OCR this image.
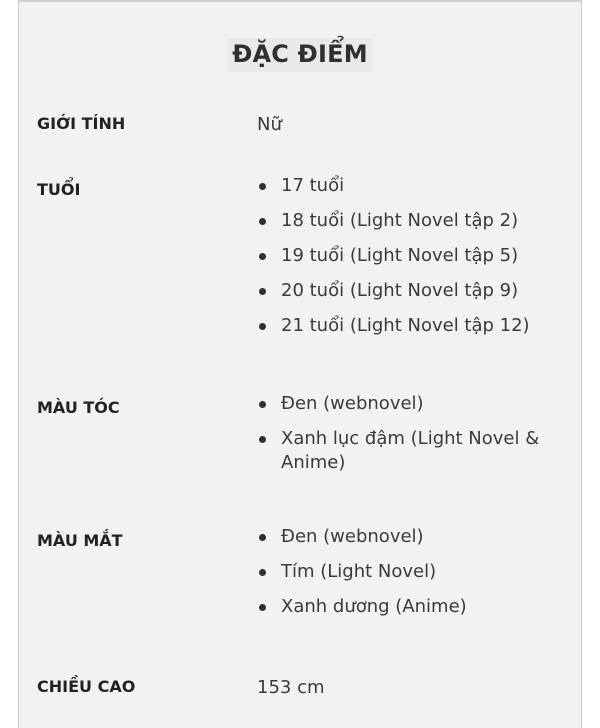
ĐẶC ĐIỂM
GIỚI TÍNH	Nữ
TUỔI	17 tuổi
18 tuổi (Light Novel tập 2)
19 tuổi (Light Novel tập 5)
20 tuổi (Light Novel tập 9)
21 tuổi (Light Novel tập 12)
MÀU TÓC	Đen (webnovel)
Xanh lục đậm (Light Novel & Anime)
MÀU MẮT	Đen (webnovel)
Tím (Light Novel)
Xanh dương (Anime)
CHIỀU CAO	153 cm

————————

Read the data above and count the lines that include "Anime". Answer only with the count.

- EXERCISE SOLUTION -
2